REQUIREMENT:
Look through the material below and count the lines with the string "icon". Report only the count.

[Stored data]
☆ ☆ ☆
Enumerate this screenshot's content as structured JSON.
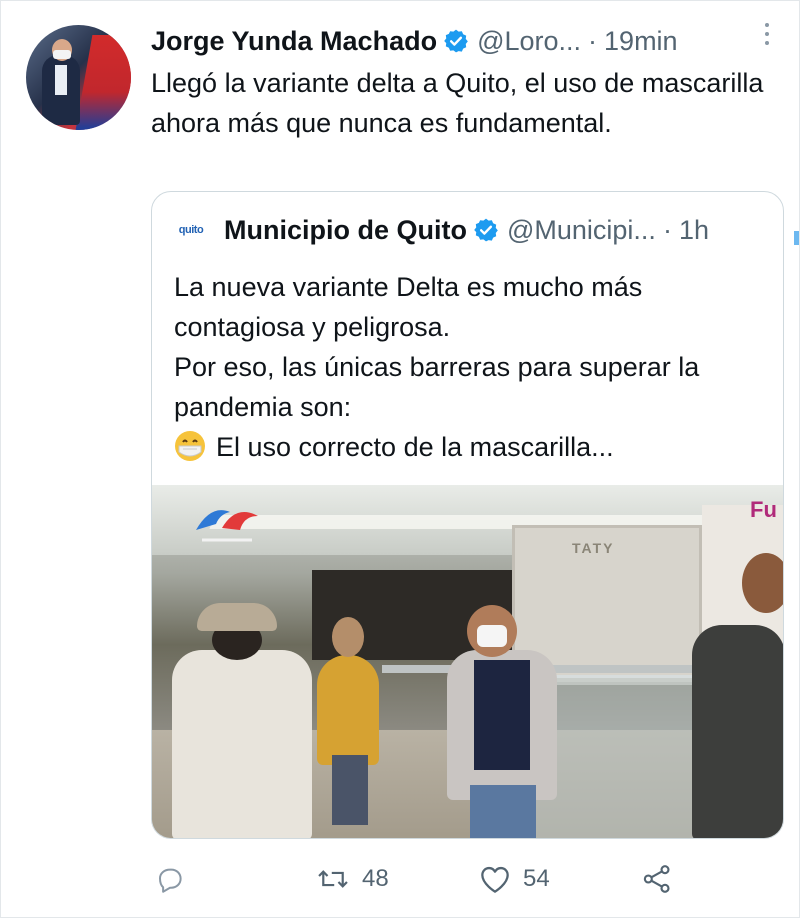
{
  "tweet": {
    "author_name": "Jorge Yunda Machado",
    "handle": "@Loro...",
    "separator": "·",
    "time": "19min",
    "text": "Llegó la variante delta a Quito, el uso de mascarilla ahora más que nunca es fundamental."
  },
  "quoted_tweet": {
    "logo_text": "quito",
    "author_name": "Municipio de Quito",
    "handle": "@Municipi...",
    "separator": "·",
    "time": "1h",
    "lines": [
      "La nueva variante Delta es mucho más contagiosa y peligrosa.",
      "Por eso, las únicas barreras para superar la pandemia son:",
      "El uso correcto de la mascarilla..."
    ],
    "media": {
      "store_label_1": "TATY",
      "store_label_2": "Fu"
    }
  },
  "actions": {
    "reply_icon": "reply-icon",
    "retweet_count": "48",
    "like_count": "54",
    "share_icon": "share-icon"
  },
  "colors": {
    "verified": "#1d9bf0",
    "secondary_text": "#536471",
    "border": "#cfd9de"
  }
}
☆ ☆ ☆
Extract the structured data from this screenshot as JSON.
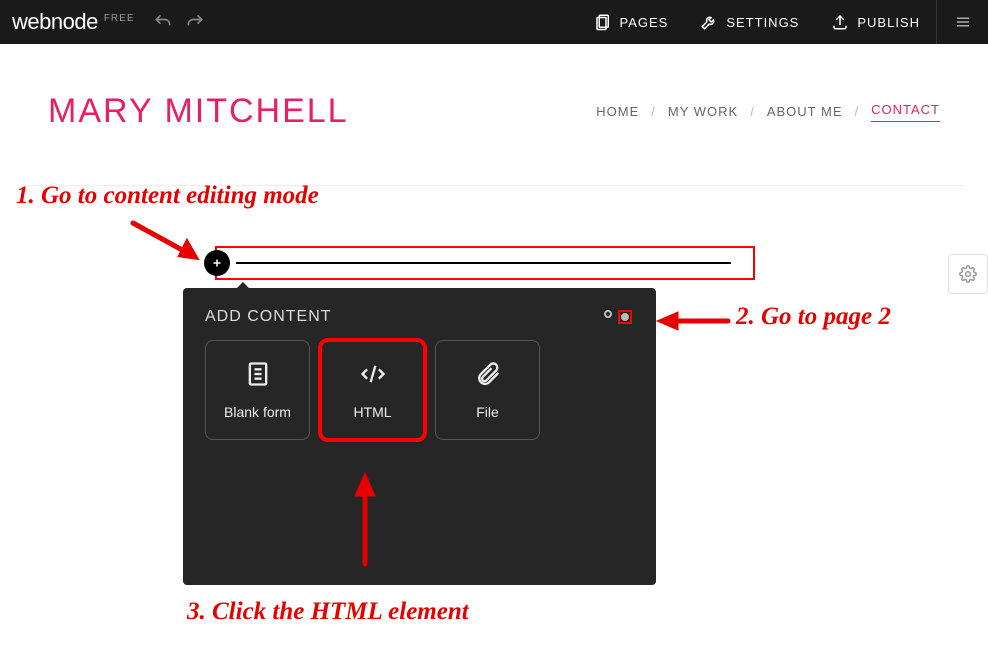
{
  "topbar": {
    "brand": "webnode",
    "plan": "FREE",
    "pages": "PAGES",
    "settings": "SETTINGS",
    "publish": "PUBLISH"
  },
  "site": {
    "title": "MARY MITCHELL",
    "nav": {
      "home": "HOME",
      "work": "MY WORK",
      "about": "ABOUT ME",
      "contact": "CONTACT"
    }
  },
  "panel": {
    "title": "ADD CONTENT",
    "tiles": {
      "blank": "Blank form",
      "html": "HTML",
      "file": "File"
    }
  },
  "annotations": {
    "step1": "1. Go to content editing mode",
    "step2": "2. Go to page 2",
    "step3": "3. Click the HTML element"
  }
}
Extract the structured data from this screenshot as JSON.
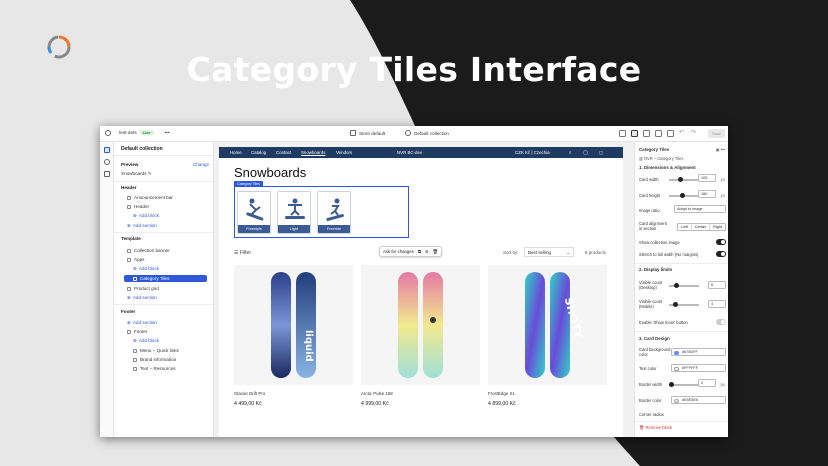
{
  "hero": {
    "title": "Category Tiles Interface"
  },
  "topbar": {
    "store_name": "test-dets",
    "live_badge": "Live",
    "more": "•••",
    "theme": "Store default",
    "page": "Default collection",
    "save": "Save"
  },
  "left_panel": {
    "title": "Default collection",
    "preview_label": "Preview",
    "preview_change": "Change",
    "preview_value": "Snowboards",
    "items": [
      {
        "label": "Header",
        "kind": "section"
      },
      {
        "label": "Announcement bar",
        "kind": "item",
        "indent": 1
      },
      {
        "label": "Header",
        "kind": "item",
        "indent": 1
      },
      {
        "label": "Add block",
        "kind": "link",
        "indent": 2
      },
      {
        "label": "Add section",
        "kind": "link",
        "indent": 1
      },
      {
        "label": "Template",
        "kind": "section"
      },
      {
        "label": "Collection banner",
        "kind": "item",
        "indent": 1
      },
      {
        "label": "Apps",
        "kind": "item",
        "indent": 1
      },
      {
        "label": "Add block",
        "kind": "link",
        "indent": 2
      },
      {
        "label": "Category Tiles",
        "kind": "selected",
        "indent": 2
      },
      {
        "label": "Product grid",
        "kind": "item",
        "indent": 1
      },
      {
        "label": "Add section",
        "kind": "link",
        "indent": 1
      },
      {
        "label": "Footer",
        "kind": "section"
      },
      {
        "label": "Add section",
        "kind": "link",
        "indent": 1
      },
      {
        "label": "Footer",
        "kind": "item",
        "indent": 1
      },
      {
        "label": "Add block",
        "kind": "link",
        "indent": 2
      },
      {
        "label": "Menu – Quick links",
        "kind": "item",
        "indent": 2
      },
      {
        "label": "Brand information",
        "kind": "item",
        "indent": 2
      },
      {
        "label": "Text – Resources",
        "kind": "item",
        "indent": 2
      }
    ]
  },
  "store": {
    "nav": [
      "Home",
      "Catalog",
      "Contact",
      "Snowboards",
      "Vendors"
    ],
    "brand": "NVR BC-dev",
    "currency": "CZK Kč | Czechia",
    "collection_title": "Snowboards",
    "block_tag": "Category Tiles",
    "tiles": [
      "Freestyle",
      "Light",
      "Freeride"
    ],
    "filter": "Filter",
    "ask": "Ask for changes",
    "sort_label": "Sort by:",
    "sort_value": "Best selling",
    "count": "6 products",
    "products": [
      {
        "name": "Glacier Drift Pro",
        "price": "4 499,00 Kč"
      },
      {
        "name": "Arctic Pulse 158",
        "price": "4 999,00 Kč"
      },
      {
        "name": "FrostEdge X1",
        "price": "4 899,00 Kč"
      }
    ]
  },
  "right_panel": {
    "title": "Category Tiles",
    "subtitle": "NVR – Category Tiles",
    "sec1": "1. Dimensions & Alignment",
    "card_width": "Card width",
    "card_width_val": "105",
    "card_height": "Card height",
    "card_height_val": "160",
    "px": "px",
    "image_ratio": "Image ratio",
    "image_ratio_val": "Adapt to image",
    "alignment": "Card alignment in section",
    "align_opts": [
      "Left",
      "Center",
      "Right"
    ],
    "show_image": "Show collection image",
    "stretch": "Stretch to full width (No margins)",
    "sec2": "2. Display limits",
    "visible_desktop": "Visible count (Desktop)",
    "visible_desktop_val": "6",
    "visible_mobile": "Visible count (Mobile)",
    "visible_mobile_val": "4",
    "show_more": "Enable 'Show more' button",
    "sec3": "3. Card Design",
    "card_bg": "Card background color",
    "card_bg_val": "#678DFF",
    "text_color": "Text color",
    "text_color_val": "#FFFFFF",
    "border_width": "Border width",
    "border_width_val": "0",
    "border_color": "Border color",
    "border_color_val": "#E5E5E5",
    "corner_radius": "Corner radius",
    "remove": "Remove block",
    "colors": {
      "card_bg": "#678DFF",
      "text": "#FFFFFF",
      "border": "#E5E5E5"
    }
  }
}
☆ ☆ ☆
OUTPUT OF THE TASK:
2